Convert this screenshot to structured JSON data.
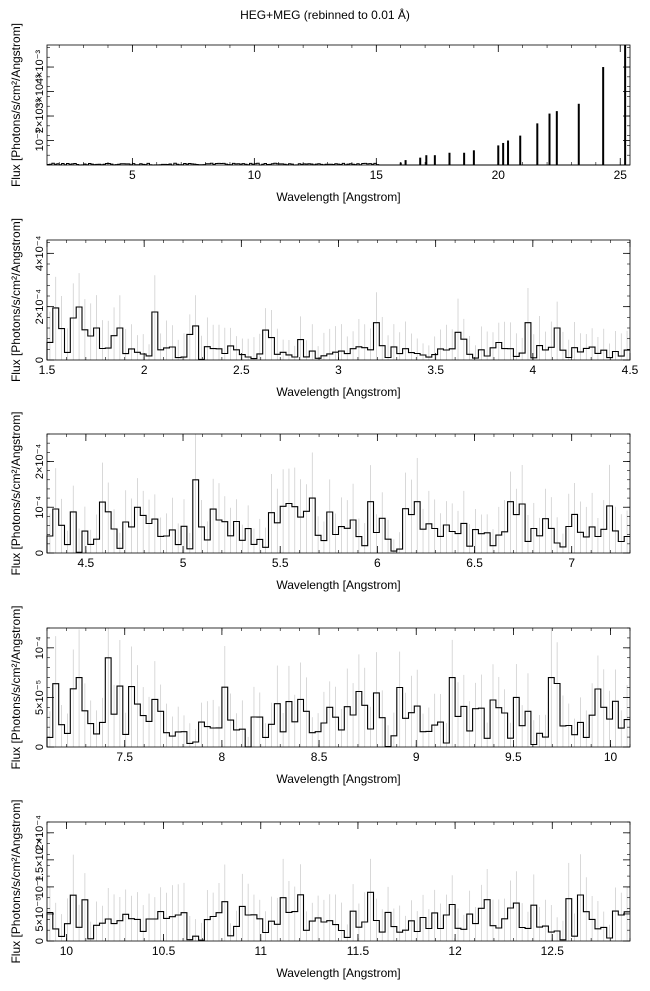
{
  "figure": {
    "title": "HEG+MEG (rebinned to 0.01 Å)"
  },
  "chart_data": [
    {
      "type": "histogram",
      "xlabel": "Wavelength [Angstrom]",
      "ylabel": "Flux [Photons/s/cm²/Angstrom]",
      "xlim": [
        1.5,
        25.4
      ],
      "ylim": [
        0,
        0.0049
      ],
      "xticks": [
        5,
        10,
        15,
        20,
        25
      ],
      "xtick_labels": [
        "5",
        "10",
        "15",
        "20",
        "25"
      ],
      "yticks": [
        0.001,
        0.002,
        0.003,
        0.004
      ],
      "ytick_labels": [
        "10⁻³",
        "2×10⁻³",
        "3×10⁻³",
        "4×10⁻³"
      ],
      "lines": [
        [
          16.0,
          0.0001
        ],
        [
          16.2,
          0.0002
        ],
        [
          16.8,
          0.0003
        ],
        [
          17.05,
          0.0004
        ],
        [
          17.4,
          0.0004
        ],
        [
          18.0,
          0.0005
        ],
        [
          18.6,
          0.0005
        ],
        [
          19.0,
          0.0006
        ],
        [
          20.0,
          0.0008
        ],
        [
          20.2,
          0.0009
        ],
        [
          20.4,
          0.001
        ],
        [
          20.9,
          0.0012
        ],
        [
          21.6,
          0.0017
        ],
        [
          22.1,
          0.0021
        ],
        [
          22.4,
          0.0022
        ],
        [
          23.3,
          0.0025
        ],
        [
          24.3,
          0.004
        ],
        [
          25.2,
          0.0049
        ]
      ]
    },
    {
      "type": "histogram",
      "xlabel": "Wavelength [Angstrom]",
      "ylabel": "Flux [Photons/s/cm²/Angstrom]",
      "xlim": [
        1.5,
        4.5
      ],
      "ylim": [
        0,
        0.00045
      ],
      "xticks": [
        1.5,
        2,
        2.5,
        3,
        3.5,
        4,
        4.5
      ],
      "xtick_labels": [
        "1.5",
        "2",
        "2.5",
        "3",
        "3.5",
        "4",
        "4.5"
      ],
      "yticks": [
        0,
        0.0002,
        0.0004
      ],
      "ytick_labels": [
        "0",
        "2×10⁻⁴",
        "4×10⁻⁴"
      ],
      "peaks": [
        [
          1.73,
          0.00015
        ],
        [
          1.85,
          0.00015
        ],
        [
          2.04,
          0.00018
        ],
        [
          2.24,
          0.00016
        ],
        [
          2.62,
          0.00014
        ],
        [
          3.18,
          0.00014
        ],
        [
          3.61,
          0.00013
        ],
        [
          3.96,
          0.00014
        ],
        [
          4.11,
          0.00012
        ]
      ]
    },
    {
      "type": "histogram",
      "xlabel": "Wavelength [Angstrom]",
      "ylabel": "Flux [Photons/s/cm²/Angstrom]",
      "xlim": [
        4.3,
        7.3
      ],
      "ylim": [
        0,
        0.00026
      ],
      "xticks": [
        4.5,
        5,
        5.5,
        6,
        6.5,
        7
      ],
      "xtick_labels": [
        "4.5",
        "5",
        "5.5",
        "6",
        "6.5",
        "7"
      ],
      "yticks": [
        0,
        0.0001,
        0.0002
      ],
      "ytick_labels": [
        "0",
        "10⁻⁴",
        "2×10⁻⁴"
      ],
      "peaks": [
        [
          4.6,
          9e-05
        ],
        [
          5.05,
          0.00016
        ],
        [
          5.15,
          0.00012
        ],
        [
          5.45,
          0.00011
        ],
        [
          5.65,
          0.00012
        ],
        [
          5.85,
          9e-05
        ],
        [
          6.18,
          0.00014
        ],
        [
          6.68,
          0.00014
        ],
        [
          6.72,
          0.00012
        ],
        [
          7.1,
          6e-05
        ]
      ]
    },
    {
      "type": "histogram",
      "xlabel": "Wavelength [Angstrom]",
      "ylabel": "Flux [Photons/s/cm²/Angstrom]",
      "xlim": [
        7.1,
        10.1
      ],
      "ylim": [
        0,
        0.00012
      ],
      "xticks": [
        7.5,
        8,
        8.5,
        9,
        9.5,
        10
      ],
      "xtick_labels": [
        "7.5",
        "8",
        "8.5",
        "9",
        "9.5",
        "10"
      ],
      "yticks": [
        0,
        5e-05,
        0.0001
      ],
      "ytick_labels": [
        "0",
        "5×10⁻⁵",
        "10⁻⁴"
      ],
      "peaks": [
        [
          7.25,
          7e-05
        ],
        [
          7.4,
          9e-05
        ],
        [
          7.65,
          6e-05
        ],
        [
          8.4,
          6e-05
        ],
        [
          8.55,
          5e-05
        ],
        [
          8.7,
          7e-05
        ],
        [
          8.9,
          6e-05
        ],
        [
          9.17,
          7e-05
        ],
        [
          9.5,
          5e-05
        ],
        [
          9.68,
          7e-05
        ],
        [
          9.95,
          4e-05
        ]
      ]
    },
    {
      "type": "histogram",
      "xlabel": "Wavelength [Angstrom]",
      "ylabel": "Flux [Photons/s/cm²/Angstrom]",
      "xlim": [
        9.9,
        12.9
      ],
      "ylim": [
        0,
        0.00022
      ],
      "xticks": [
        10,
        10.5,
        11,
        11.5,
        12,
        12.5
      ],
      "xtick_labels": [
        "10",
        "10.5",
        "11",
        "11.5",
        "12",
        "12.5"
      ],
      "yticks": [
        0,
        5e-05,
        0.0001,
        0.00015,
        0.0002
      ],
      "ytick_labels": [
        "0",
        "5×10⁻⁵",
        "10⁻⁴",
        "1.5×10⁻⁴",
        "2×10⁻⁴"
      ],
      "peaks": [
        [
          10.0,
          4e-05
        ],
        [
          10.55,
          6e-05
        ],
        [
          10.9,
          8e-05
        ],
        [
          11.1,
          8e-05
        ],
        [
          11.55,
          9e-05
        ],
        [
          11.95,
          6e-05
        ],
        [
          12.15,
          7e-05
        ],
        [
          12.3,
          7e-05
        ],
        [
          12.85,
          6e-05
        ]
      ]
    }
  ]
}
_ _ _ _ _ _ _
Required task: What comes back should match the records exactly, minus any pictures.

Complete response:
Convert this screenshot to structured JSON data.
{
  "figure": {
    "title": "HEG+MEG (rebinned to 0.01 Å)"
  },
  "chart_data": [
    {
      "type": "histogram",
      "xlabel": "Wavelength [Angstrom]",
      "ylabel": "Flux [Photons/s/cm²/Angstrom]",
      "xlim": [
        1.5,
        25.4
      ],
      "ylim": [
        0,
        0.0049
      ],
      "xticks": [
        5,
        10,
        15,
        20,
        25
      ],
      "xtick_labels": [
        "5",
        "10",
        "15",
        "20",
        "25"
      ],
      "yticks": [
        0.001,
        0.002,
        0.003,
        0.004
      ],
      "ytick_labels": [
        "10⁻³",
        "2×10⁻³",
        "3×10⁻³",
        "4×10⁻³"
      ],
      "lines": [
        [
          16.0,
          0.0001
        ],
        [
          16.2,
          0.0002
        ],
        [
          16.8,
          0.0003
        ],
        [
          17.05,
          0.0004
        ],
        [
          17.4,
          0.0004
        ],
        [
          18.0,
          0.0005
        ],
        [
          18.6,
          0.0005
        ],
        [
          19.0,
          0.0006
        ],
        [
          20.0,
          0.0008
        ],
        [
          20.2,
          0.0009
        ],
        [
          20.4,
          0.001
        ],
        [
          20.9,
          0.0012
        ],
        [
          21.6,
          0.0017
        ],
        [
          22.1,
          0.0021
        ],
        [
          22.4,
          0.0022
        ],
        [
          23.3,
          0.0025
        ],
        [
          24.3,
          0.004
        ],
        [
          25.2,
          0.0049
        ]
      ]
    },
    {
      "type": "histogram",
      "xlabel": "Wavelength [Angstrom]",
      "ylabel": "Flux [Photons/s/cm²/Angstrom]",
      "xlim": [
        1.5,
        4.5
      ],
      "ylim": [
        0,
        0.00045
      ],
      "xticks": [
        1.5,
        2,
        2.5,
        3,
        3.5,
        4,
        4.5
      ],
      "xtick_labels": [
        "1.5",
        "2",
        "2.5",
        "3",
        "3.5",
        "4",
        "4.5"
      ],
      "yticks": [
        0,
        0.0002,
        0.0004
      ],
      "ytick_labels": [
        "0",
        "2×10⁻⁴",
        "4×10⁻⁴"
      ],
      "peaks": [
        [
          1.73,
          0.00015
        ],
        [
          1.85,
          0.00015
        ],
        [
          2.04,
          0.00018
        ],
        [
          2.24,
          0.00016
        ],
        [
          2.62,
          0.00014
        ],
        [
          3.18,
          0.00014
        ],
        [
          3.61,
          0.00013
        ],
        [
          3.96,
          0.00014
        ],
        [
          4.11,
          0.00012
        ]
      ]
    },
    {
      "type": "histogram",
      "xlabel": "Wavelength [Angstrom]",
      "ylabel": "Flux [Photons/s/cm²/Angstrom]",
      "xlim": [
        4.3,
        7.3
      ],
      "ylim": [
        0,
        0.00026
      ],
      "xticks": [
        4.5,
        5,
        5.5,
        6,
        6.5,
        7
      ],
      "xtick_labels": [
        "4.5",
        "5",
        "5.5",
        "6",
        "6.5",
        "7"
      ],
      "yticks": [
        0,
        0.0001,
        0.0002
      ],
      "ytick_labels": [
        "0",
        "10⁻⁴",
        "2×10⁻⁴"
      ],
      "peaks": [
        [
          4.6,
          9e-05
        ],
        [
          5.05,
          0.00016
        ],
        [
          5.15,
          0.00012
        ],
        [
          5.45,
          0.00011
        ],
        [
          5.65,
          0.00012
        ],
        [
          5.85,
          9e-05
        ],
        [
          6.18,
          0.00014
        ],
        [
          6.68,
          0.00014
        ],
        [
          6.72,
          0.00012
        ],
        [
          7.1,
          6e-05
        ]
      ]
    },
    {
      "type": "histogram",
      "xlabel": "Wavelength [Angstrom]",
      "ylabel": "Flux [Photons/s/cm²/Angstrom]",
      "xlim": [
        7.1,
        10.1
      ],
      "ylim": [
        0,
        0.00012
      ],
      "xticks": [
        7.5,
        8,
        8.5,
        9,
        9.5,
        10
      ],
      "xtick_labels": [
        "7.5",
        "8",
        "8.5",
        "9",
        "9.5",
        "10"
      ],
      "yticks": [
        0,
        5e-05,
        0.0001
      ],
      "ytick_labels": [
        "0",
        "5×10⁻⁵",
        "10⁻⁴"
      ],
      "peaks": [
        [
          7.25,
          7e-05
        ],
        [
          7.4,
          9e-05
        ],
        [
          7.65,
          6e-05
        ],
        [
          8.4,
          6e-05
        ],
        [
          8.55,
          5e-05
        ],
        [
          8.7,
          7e-05
        ],
        [
          8.9,
          6e-05
        ],
        [
          9.17,
          7e-05
        ],
        [
          9.5,
          5e-05
        ],
        [
          9.68,
          7e-05
        ],
        [
          9.95,
          4e-05
        ]
      ]
    },
    {
      "type": "histogram",
      "xlabel": "Wavelength [Angstrom]",
      "ylabel": "Flux [Photons/s/cm²/Angstrom]",
      "xlim": [
        9.9,
        12.9
      ],
      "ylim": [
        0,
        0.00022
      ],
      "xticks": [
        10,
        10.5,
        11,
        11.5,
        12,
        12.5
      ],
      "xtick_labels": [
        "10",
        "10.5",
        "11",
        "11.5",
        "12",
        "12.5"
      ],
      "yticks": [
        0,
        5e-05,
        0.0001,
        0.00015,
        0.0002
      ],
      "ytick_labels": [
        "0",
        "5×10⁻⁵",
        "10⁻⁴",
        "1.5×10⁻⁴",
        "2×10⁻⁴"
      ],
      "peaks": [
        [
          10.0,
          4e-05
        ],
        [
          10.55,
          6e-05
        ],
        [
          10.9,
          8e-05
        ],
        [
          11.1,
          8e-05
        ],
        [
          11.55,
          9e-05
        ],
        [
          11.95,
          6e-05
        ],
        [
          12.15,
          7e-05
        ],
        [
          12.3,
          7e-05
        ],
        [
          12.85,
          6e-05
        ]
      ]
    }
  ]
}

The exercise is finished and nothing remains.